• _Do this_
Filter the records below down to lines containing "role".

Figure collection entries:
----------

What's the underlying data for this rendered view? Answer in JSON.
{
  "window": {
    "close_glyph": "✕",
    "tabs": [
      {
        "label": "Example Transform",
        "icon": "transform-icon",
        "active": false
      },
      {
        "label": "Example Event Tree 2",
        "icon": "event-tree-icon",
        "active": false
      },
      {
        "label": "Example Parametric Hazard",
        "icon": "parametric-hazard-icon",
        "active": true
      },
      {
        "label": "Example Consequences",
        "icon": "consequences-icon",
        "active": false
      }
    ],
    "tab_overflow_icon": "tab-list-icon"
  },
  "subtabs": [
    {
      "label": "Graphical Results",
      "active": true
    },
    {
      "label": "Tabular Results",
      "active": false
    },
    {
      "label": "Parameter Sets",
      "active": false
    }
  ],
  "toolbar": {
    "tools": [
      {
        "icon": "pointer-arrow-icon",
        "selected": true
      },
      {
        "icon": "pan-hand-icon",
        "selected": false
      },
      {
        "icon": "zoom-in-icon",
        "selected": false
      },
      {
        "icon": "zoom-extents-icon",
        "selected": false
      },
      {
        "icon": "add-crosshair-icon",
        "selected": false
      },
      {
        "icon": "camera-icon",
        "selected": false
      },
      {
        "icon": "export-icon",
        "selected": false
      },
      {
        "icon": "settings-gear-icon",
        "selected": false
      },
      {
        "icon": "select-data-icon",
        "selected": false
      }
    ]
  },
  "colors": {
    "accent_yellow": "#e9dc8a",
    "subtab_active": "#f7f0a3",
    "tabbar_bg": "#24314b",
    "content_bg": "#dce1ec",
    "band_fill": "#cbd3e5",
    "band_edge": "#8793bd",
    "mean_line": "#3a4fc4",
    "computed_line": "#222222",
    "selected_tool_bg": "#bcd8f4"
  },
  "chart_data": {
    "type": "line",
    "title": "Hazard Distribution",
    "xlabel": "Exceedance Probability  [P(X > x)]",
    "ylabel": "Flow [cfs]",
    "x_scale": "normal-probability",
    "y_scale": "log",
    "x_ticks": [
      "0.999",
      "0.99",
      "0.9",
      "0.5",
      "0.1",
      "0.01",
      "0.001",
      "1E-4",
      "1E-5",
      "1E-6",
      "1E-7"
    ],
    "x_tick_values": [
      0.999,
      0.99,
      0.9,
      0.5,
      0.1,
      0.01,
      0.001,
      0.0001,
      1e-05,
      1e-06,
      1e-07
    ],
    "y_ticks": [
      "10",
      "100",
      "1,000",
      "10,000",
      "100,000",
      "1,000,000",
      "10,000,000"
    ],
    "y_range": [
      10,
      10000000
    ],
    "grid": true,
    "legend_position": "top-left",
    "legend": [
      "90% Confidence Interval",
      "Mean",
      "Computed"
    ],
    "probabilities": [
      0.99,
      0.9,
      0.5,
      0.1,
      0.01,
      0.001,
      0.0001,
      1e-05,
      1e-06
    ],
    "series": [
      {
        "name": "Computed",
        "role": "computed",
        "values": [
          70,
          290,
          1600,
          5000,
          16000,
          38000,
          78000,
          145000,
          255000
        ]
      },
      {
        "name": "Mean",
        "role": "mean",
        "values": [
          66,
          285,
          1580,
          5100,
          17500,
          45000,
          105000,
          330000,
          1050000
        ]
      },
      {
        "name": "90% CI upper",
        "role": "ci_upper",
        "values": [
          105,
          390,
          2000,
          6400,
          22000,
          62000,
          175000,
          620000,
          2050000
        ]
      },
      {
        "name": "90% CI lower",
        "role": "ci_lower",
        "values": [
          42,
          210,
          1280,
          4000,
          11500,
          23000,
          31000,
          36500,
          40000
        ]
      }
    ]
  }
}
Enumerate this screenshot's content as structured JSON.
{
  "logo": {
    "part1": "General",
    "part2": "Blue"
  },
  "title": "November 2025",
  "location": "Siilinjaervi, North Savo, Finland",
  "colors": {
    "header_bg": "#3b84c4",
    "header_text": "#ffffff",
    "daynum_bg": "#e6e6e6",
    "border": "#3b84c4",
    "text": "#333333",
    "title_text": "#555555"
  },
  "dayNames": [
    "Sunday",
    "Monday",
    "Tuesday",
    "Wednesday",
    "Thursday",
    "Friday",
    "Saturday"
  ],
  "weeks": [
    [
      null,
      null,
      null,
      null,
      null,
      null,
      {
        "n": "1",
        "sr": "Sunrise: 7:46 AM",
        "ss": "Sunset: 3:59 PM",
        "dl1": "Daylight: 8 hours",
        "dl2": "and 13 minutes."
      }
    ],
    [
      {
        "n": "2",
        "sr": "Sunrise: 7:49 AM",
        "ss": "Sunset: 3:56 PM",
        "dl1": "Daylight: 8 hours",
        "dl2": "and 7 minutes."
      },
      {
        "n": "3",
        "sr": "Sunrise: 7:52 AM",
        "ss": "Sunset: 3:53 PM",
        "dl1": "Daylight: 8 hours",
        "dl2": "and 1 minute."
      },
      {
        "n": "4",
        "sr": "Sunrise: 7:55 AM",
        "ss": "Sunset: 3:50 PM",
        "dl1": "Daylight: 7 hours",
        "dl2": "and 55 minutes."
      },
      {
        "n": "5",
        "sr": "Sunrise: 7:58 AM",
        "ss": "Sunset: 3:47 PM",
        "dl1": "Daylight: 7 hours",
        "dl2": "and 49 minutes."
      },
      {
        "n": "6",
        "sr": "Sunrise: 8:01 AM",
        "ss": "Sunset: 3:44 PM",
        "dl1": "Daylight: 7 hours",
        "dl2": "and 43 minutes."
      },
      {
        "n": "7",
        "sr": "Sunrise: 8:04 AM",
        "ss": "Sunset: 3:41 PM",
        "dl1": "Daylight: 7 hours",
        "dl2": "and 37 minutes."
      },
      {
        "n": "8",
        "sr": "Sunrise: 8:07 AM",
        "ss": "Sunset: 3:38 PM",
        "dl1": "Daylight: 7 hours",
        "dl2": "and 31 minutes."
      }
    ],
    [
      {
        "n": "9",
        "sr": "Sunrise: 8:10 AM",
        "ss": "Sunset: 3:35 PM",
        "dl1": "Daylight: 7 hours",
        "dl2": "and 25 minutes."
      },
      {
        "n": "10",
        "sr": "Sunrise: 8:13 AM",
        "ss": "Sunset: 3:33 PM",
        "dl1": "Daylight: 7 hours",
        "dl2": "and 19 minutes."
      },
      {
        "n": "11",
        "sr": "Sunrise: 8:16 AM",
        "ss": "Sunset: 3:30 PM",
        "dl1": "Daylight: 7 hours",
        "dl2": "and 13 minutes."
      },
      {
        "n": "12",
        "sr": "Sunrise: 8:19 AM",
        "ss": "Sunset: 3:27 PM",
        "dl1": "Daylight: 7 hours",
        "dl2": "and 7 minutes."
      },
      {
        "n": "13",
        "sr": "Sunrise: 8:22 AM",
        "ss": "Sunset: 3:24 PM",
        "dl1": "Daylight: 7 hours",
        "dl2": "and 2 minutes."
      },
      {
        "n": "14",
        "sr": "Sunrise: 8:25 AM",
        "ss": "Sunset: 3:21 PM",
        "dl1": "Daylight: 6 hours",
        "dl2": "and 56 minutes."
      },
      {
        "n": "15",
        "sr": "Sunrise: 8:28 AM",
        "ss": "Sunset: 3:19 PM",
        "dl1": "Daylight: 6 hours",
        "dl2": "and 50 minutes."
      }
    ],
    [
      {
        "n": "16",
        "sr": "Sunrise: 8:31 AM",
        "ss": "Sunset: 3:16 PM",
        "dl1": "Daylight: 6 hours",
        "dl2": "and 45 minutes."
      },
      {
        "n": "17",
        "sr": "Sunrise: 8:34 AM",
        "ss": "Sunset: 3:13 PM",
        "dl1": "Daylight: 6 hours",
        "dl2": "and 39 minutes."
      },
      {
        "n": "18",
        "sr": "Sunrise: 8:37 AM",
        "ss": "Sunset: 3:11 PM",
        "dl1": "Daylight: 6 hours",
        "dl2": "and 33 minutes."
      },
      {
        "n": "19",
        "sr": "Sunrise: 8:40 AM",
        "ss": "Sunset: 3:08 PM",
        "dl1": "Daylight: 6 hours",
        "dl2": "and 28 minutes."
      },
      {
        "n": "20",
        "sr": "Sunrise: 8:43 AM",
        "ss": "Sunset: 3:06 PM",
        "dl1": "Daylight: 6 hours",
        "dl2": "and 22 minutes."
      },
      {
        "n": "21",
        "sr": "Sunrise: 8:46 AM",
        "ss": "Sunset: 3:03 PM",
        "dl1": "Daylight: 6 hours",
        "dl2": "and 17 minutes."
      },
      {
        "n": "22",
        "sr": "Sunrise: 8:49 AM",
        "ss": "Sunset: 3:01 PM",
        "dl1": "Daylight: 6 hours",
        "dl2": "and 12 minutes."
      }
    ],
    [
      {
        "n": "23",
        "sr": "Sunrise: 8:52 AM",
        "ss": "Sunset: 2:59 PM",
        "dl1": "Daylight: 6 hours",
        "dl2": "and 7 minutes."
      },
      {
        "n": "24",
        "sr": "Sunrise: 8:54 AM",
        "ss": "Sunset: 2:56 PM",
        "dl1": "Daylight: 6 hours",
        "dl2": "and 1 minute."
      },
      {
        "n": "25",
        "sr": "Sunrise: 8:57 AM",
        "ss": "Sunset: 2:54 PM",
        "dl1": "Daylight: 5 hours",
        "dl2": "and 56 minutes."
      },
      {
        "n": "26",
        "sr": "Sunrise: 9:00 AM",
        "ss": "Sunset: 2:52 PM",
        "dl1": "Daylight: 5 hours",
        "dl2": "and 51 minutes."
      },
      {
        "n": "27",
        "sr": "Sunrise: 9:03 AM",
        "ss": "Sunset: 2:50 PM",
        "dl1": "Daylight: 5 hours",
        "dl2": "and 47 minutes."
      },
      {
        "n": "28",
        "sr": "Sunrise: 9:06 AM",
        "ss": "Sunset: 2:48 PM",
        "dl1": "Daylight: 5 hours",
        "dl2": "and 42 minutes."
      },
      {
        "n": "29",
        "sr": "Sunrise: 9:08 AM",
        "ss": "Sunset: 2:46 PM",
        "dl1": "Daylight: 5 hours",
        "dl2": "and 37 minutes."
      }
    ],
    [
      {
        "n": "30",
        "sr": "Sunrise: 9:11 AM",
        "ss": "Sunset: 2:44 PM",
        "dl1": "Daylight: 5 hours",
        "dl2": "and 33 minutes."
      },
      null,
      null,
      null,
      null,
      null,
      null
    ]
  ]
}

----------

• _Reply to the task_
        "role": "computed",
        "role": "mean",
        "role": "ci_upper",
        "role": "ci_lower",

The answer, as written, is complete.